**REQUIRED TASK:**
Without including any pictures, write out all the entries exactly.

**DATA SHOWN:**

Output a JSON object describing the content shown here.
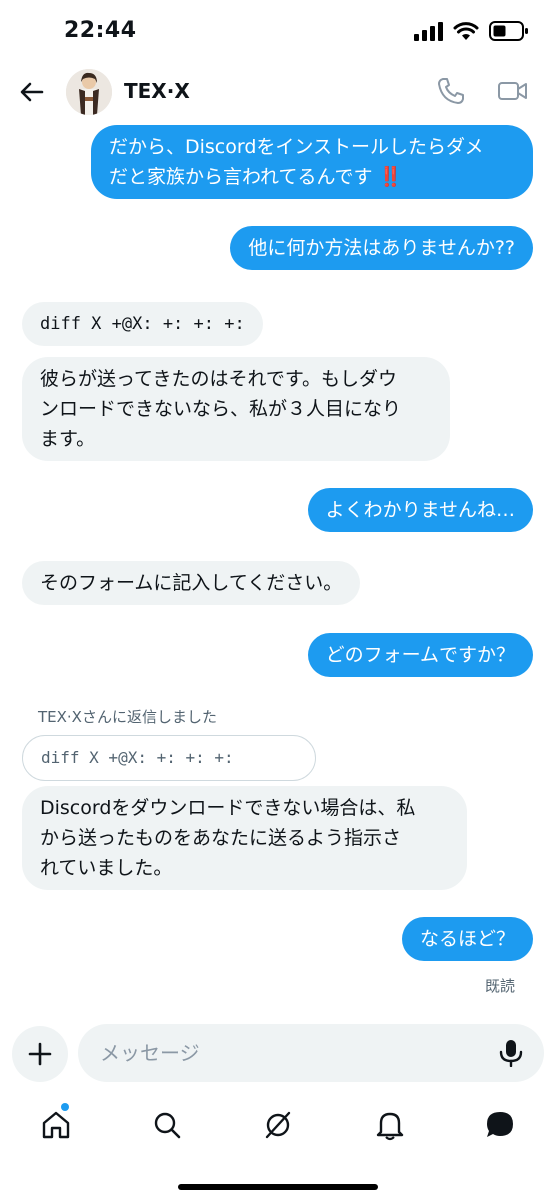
{
  "status_bar": {
    "time": "22:44"
  },
  "header": {
    "contact_name": "TEX·X"
  },
  "messages": {
    "m1": "だから、Discordをインストールしたらダメ\nだと家族から言われてるんです ‼️",
    "m2": "他に何か方法はありませんか??",
    "m3": "diff X +@X:  +:  +:  +:",
    "m4": "彼らが送ってきたのはそれです。もしダウ\nンロードできないなら、私が３人目になり\nます。",
    "m5": "よくわかりませんね…",
    "m6": "そのフォームに記入してください。",
    "m7": "どのフォームですか？",
    "reply_label": "TEX·Xさんに返信しました",
    "quoted": "diff X +@X:  +:  +:  +:",
    "m8": "Discordをダウンロードできない場合は、私\nから送ったものをあなたに送るよう指示さ\nれていました。",
    "m9": "なるほど？",
    "read_receipt": "既読"
  },
  "composer": {
    "placeholder": "メッセージ"
  },
  "nav": {
    "icons": [
      "home-icon",
      "search-icon",
      "communities-icon",
      "bell-icon",
      "messages-icon"
    ],
    "accent": "#1d9bf0"
  },
  "colors": {
    "outgoing_bubble": "#1d9bf0",
    "incoming_bubble": "#eff3f4",
    "secondary_text": "#536471"
  }
}
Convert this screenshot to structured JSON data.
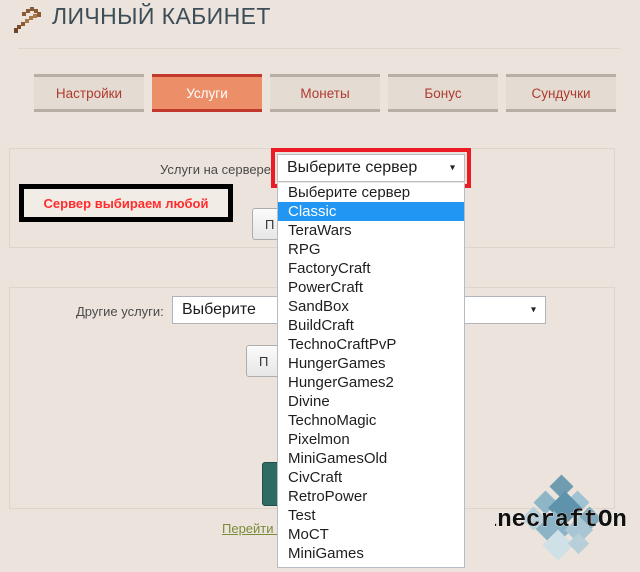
{
  "header": {
    "title": "ЛИЧНЫЙ КАБИНЕТ",
    "icon": "pickaxe-icon"
  },
  "tabs": [
    {
      "label": "Настройки",
      "active": false
    },
    {
      "label": "Услуги",
      "active": true
    },
    {
      "label": "Монеты",
      "active": false
    },
    {
      "label": "Бонус",
      "active": false
    },
    {
      "label": "Сундучки",
      "active": false
    }
  ],
  "server_section": {
    "label": "Услуги на сервере:",
    "select_value": "Выберите сервер",
    "arrow": "▾",
    "submit_label": "П",
    "highlight_color": "#ed1c24"
  },
  "annotation": {
    "text": "Сервер выбираем любой"
  },
  "dropdown": {
    "selected": "Classic",
    "options": [
      "Выберите сервер",
      "Classic",
      "TeraWars",
      "RPG",
      "FactoryCraft",
      "PowerCraft",
      "SandBox",
      "BuildCraft",
      "TechnoCraftPvP",
      "HungerGames",
      "HungerGames2",
      "Divine",
      "TechnoMagic",
      "Pixelmon",
      "MiniGamesOld",
      "CivCraft",
      "RetroPower",
      "Test",
      "MoCT",
      "MiniGames"
    ]
  },
  "other_section": {
    "label": "Другие услуги:",
    "select_value": "Выберите",
    "arrow": "▾",
    "submit_label": "П"
  },
  "footer": {
    "link_text": "Перейти к"
  },
  "logo": {
    "text": "MinecraftOnly"
  }
}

**EXERCISE RESPONSE:**
Output a JSON object describing the content shown here.
{
  "status_bar": {
    "time": "22:44"
  },
  "header": {
    "contact_name": "TEX·X"
  },
  "messages": {
    "m1": "だから、Discordをインストールしたらダメ\nだと家族から言われてるんです ‼️",
    "m2": "他に何か方法はありませんか??",
    "m3": "diff X +@X:  +:  +:  +:",
    "m4": "彼らが送ってきたのはそれです。もしダウ\nンロードできないなら、私が３人目になり\nます。",
    "m5": "よくわかりませんね…",
    "m6": "そのフォームに記入してください。",
    "m7": "どのフォームですか？",
    "reply_label": "TEX·Xさんに返信しました",
    "quoted": "diff X +@X:  +:  +:  +:",
    "m8": "Discordをダウンロードできない場合は、私\nから送ったものをあなたに送るよう指示さ\nれていました。",
    "m9": "なるほど？",
    "read_receipt": "既読"
  },
  "composer": {
    "placeholder": "メッセージ"
  },
  "nav": {
    "icons": [
      "home-icon",
      "search-icon",
      "communities-icon",
      "bell-icon",
      "messages-icon"
    ],
    "accent": "#1d9bf0"
  },
  "colors": {
    "outgoing_bubble": "#1d9bf0",
    "incoming_bubble": "#eff3f4",
    "secondary_text": "#536471"
  }
}
Convert this screenshot to structured JSON data.
{
  "header": {
    "title": "ЛИЧНЫЙ КАБИНЕТ",
    "icon": "pickaxe-icon"
  },
  "tabs": [
    {
      "label": "Настройки",
      "active": false
    },
    {
      "label": "Услуги",
      "active": true
    },
    {
      "label": "Монеты",
      "active": false
    },
    {
      "label": "Бонус",
      "active": false
    },
    {
      "label": "Сундучки",
      "active": false
    }
  ],
  "server_section": {
    "label": "Услуги на сервере:",
    "select_value": "Выберите сервер",
    "arrow": "▾",
    "submit_label": "П",
    "highlight_color": "#ed1c24"
  },
  "annotation": {
    "text": "Сервер выбираем любой"
  },
  "dropdown": {
    "selected": "Classic",
    "options": [
      "Выберите сервер",
      "Classic",
      "TeraWars",
      "RPG",
      "FactoryCraft",
      "PowerCraft",
      "SandBox",
      "BuildCraft",
      "TechnoCraftPvP",
      "HungerGames",
      "HungerGames2",
      "Divine",
      "TechnoMagic",
      "Pixelmon",
      "MiniGamesOld",
      "CivCraft",
      "RetroPower",
      "Test",
      "MoCT",
      "MiniGames"
    ]
  },
  "other_section": {
    "label": "Другие услуги:",
    "select_value": "Выберите",
    "arrow": "▾",
    "submit_label": "П"
  },
  "footer": {
    "link_text": "Перейти к"
  },
  "logo": {
    "text": "MinecraftOnly"
  }
}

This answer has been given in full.